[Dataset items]
'''
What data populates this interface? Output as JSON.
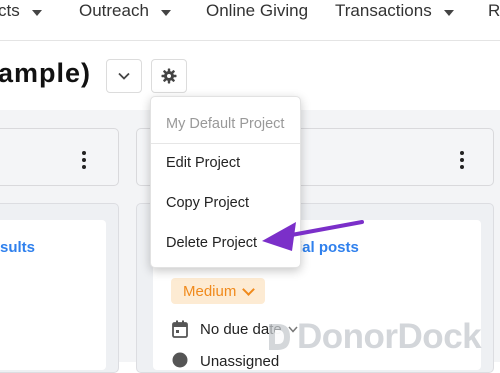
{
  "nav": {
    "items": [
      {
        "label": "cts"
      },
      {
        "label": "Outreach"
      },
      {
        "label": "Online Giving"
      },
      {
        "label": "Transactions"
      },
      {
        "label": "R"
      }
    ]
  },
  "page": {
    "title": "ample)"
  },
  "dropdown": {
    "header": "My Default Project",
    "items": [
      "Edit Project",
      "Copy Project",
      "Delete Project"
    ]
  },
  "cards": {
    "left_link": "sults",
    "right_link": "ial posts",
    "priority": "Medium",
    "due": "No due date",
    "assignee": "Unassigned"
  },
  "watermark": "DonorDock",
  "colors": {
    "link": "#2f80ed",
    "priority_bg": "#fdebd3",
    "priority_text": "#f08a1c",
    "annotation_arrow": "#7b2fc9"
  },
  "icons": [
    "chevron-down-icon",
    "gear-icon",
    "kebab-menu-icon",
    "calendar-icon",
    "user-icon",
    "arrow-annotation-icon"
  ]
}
'''
'''
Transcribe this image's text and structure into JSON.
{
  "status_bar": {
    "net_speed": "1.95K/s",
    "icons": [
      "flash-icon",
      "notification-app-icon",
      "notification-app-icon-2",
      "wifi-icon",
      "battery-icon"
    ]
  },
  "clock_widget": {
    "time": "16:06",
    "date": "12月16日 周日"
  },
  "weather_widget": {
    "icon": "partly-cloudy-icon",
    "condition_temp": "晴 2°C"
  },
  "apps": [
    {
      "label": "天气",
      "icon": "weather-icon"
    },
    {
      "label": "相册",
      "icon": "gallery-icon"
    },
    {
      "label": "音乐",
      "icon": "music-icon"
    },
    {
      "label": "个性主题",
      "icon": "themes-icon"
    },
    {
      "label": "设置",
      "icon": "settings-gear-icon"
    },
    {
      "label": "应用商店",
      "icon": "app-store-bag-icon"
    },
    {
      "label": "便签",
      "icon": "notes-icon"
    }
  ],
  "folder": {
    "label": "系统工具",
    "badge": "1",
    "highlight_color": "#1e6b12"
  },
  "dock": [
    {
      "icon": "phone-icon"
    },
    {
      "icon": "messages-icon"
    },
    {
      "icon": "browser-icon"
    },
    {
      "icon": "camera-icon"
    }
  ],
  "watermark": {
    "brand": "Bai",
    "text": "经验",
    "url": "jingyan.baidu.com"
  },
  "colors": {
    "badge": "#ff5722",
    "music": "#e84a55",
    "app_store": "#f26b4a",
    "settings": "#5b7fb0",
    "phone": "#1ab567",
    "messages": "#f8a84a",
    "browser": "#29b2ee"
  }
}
'''
WHAT IS NEEDED:
Using the entries above, return each line in which the word "notification" occurs.

EXERCISE SOLUTION:
      "notification-app-icon",
      "notification-app-icon-2",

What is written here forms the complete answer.